**WHAT IS BEING ASKED:** Check each line of the listing below for the string "JSON", and give only how many lines hold it.

**RECORDS PROVIDED:**
※ ※ ※
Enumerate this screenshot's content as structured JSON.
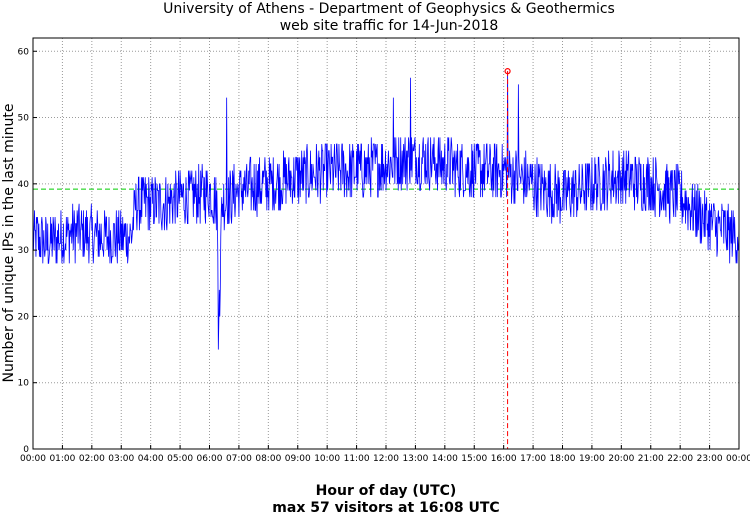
{
  "chart_data": {
    "type": "line",
    "title_line1": "University of Athens - Department of Geophysics & Geothermics",
    "title_line2": "web site traffic for 14-Jun-2018",
    "xlabel": "Hour of day (UTC)",
    "ylabel": "Number of unique IPs in the last minute",
    "annotation": "max 57 visitors at 16:08 UTC",
    "xlim_minutes": [
      0,
      1440
    ],
    "ylim": [
      0,
      62
    ],
    "x_ticks": [
      "00:00",
      "01:00",
      "02:00",
      "03:00",
      "04:00",
      "05:00",
      "06:00",
      "07:00",
      "08:00",
      "09:00",
      "10:00",
      "11:00",
      "12:00",
      "13:00",
      "14:00",
      "15:00",
      "16:00",
      "17:00",
      "18:00",
      "19:00",
      "20:00",
      "21:00",
      "22:00",
      "23:00",
      "00:00"
    ],
    "y_ticks": [
      0,
      10,
      20,
      30,
      40,
      50,
      60
    ],
    "grid": true,
    "mean_value": 39.2,
    "max_value": 57,
    "max_time_minutes": 968,
    "colors": {
      "series": "#0000ff",
      "mean": "#00cc00",
      "max": "#ff0000"
    },
    "series_profile": [
      {
        "x": 0,
        "y": 32
      },
      {
        "x": 30,
        "y": 31
      },
      {
        "x": 60,
        "y": 32
      },
      {
        "x": 90,
        "y": 33
      },
      {
        "x": 120,
        "y": 32
      },
      {
        "x": 150,
        "y": 32
      },
      {
        "x": 180,
        "y": 32
      },
      {
        "x": 200,
        "y": 32
      },
      {
        "x": 210,
        "y": 37
      },
      {
        "x": 240,
        "y": 37
      },
      {
        "x": 270,
        "y": 37
      },
      {
        "x": 300,
        "y": 38
      },
      {
        "x": 330,
        "y": 38
      },
      {
        "x": 360,
        "y": 39
      },
      {
        "x": 375,
        "y": 37
      },
      {
        "x": 380,
        "y": 20
      },
      {
        "x": 385,
        "y": 37
      },
      {
        "x": 420,
        "y": 39
      },
      {
        "x": 480,
        "y": 40
      },
      {
        "x": 540,
        "y": 41
      },
      {
        "x": 600,
        "y": 42
      },
      {
        "x": 660,
        "y": 42
      },
      {
        "x": 720,
        "y": 43
      },
      {
        "x": 780,
        "y": 44
      },
      {
        "x": 840,
        "y": 43
      },
      {
        "x": 900,
        "y": 42
      },
      {
        "x": 960,
        "y": 42
      },
      {
        "x": 1020,
        "y": 40
      },
      {
        "x": 1080,
        "y": 38
      },
      {
        "x": 1140,
        "y": 40
      },
      {
        "x": 1200,
        "y": 41
      },
      {
        "x": 1260,
        "y": 40
      },
      {
        "x": 1320,
        "y": 38
      },
      {
        "x": 1380,
        "y": 34
      },
      {
        "x": 1440,
        "y": 32
      }
    ],
    "noise_amplitude": 4.5,
    "spikes": [
      {
        "x": 378,
        "y": 15
      },
      {
        "x": 380,
        "y": 24
      },
      {
        "x": 395,
        "y": 53
      },
      {
        "x": 770,
        "y": 56
      },
      {
        "x": 735,
        "y": 53
      },
      {
        "x": 968,
        "y": 57
      },
      {
        "x": 990,
        "y": 55
      },
      {
        "x": 430,
        "y": 41
      }
    ]
  }
}
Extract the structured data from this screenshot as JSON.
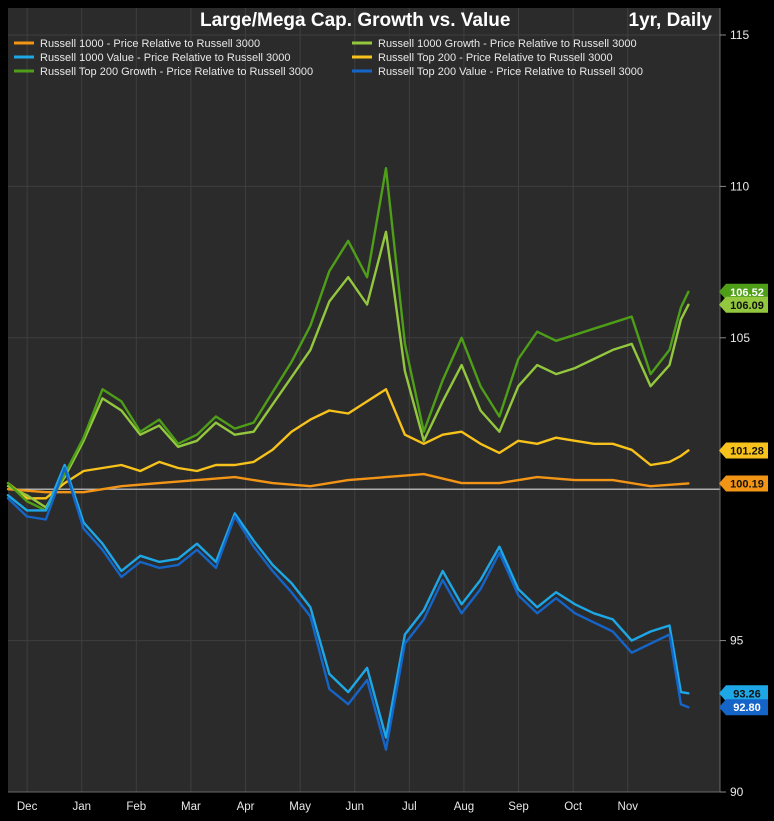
{
  "chart_data": {
    "type": "line",
    "title": "Large/Mega Cap. Growth vs. Value",
    "subtitle": "1yr, Daily",
    "ylim": [
      90,
      115
    ],
    "y_ticks": [
      90,
      95,
      105,
      110,
      115
    ],
    "x_ticks": [
      "Dec",
      "Jan",
      "Feb",
      "Mar",
      "Apr",
      "May",
      "Jun",
      "Jul",
      "Aug",
      "Sep",
      "Oct",
      "Nov"
    ],
    "x_range_days": [
      0,
      364
    ],
    "grid": true,
    "legend_position": "top-left",
    "reference_value": 100,
    "series": [
      {
        "name": "Russell 1000 - Price Relative to Russell 3000",
        "color": "#f29416",
        "last_value": "100.19",
        "x": [
          0,
          20,
          40,
          60,
          80,
          100,
          120,
          140,
          160,
          180,
          200,
          220,
          240,
          260,
          280,
          300,
          320,
          340,
          360
        ],
        "y": [
          100.0,
          99.9,
          99.9,
          100.1,
          100.2,
          100.3,
          100.4,
          100.2,
          100.1,
          100.3,
          100.4,
          100.5,
          100.2,
          100.2,
          100.4,
          100.3,
          100.3,
          100.1,
          100.19
        ]
      },
      {
        "name": "Russell 1000 Value - Price Relative to Russell 3000",
        "color": "#1ea7e6",
        "last_value": "93.26",
        "x": [
          0,
          10,
          20,
          30,
          40,
          50,
          60,
          70,
          80,
          90,
          100,
          110,
          120,
          130,
          140,
          150,
          160,
          170,
          180,
          190,
          200,
          210,
          220,
          230,
          240,
          250,
          260,
          270,
          280,
          290,
          300,
          310,
          320,
          330,
          340,
          350,
          356,
          360
        ],
        "y": [
          99.8,
          99.3,
          99.3,
          100.8,
          98.9,
          98.2,
          97.3,
          97.8,
          97.6,
          97.7,
          98.2,
          97.6,
          99.2,
          98.3,
          97.5,
          96.9,
          96.1,
          93.9,
          93.3,
          94.1,
          91.8,
          95.2,
          96.0,
          97.3,
          96.2,
          97.0,
          98.1,
          96.7,
          96.1,
          96.6,
          96.2,
          95.9,
          95.7,
          95.0,
          95.3,
          95.5,
          93.3,
          93.26
        ]
      },
      {
        "name": "Russell Top 200 Growth - Price Relative to Russell 3000",
        "color": "#4e9e18",
        "last_value": "106.52",
        "x": [
          0,
          10,
          20,
          30,
          40,
          50,
          60,
          70,
          80,
          90,
          100,
          110,
          120,
          130,
          140,
          150,
          160,
          170,
          180,
          190,
          200,
          210,
          220,
          230,
          240,
          250,
          260,
          270,
          280,
          290,
          300,
          310,
          320,
          330,
          340,
          350,
          356,
          360
        ],
        "y": [
          100.2,
          99.6,
          99.3,
          100.5,
          101.7,
          103.3,
          102.9,
          101.9,
          102.3,
          101.5,
          101.8,
          102.4,
          102.0,
          102.2,
          103.2,
          104.2,
          105.4,
          107.2,
          108.2,
          107.0,
          110.6,
          104.8,
          101.9,
          103.6,
          105.0,
          103.4,
          102.4,
          104.3,
          105.2,
          104.9,
          105.1,
          105.3,
          105.5,
          105.7,
          103.8,
          104.6,
          106.0,
          106.52
        ]
      },
      {
        "name": "Russell 1000 Growth - Price Relative to Russell 3000",
        "color": "#93c83e",
        "last_value": "106.09",
        "x": [
          0,
          10,
          20,
          30,
          40,
          50,
          60,
          70,
          80,
          90,
          100,
          110,
          120,
          130,
          140,
          150,
          160,
          170,
          180,
          190,
          200,
          210,
          220,
          230,
          240,
          250,
          260,
          270,
          280,
          290,
          300,
          310,
          320,
          330,
          340,
          350,
          356,
          360
        ],
        "y": [
          100.1,
          99.8,
          99.4,
          100.4,
          101.6,
          103.0,
          102.6,
          101.8,
          102.1,
          101.4,
          101.6,
          102.2,
          101.8,
          101.9,
          102.8,
          103.7,
          104.6,
          106.2,
          107.0,
          106.1,
          108.5,
          103.9,
          101.6,
          102.9,
          104.1,
          102.6,
          101.9,
          103.4,
          104.1,
          103.8,
          104.0,
          104.3,
          104.6,
          104.8,
          103.4,
          104.1,
          105.6,
          106.09
        ]
      },
      {
        "name": "Russell Top 200 - Price Relative to Russell 3000",
        "color": "#f7c21b",
        "last_value": "101.28",
        "x": [
          0,
          10,
          20,
          30,
          40,
          50,
          60,
          70,
          80,
          90,
          100,
          110,
          120,
          130,
          140,
          150,
          160,
          170,
          180,
          190,
          200,
          210,
          220,
          230,
          240,
          250,
          260,
          270,
          280,
          290,
          300,
          310,
          320,
          330,
          340,
          350,
          356,
          360
        ],
        "y": [
          100.2,
          99.7,
          99.7,
          100.2,
          100.6,
          100.7,
          100.8,
          100.6,
          100.9,
          100.7,
          100.6,
          100.8,
          100.8,
          100.9,
          101.3,
          101.9,
          102.3,
          102.6,
          102.5,
          102.9,
          103.3,
          101.8,
          101.5,
          101.8,
          101.9,
          101.5,
          101.2,
          101.6,
          101.5,
          101.7,
          101.6,
          101.5,
          101.5,
          101.3,
          100.8,
          100.9,
          101.1,
          101.28
        ]
      },
      {
        "name": "Russell Top 200 Value - Price Relative to Russell 3000",
        "color": "#1565c8",
        "last_value": "92.80",
        "x": [
          0,
          10,
          20,
          30,
          40,
          50,
          60,
          70,
          80,
          90,
          100,
          110,
          120,
          130,
          140,
          150,
          160,
          170,
          180,
          190,
          200,
          210,
          220,
          230,
          240,
          250,
          260,
          270,
          280,
          290,
          300,
          310,
          320,
          330,
          340,
          350,
          356,
          360
        ],
        "y": [
          99.7,
          99.1,
          99.0,
          100.7,
          98.7,
          98.0,
          97.1,
          97.6,
          97.4,
          97.5,
          98.0,
          97.4,
          99.1,
          98.1,
          97.3,
          96.6,
          95.8,
          93.4,
          92.9,
          93.7,
          91.4,
          94.9,
          95.7,
          97.0,
          95.9,
          96.7,
          97.9,
          96.5,
          95.9,
          96.4,
          95.9,
          95.6,
          95.3,
          94.6,
          94.9,
          95.2,
          92.9,
          92.8
        ]
      }
    ]
  }
}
※ ※ ※
**COMPLETED TASK:** 2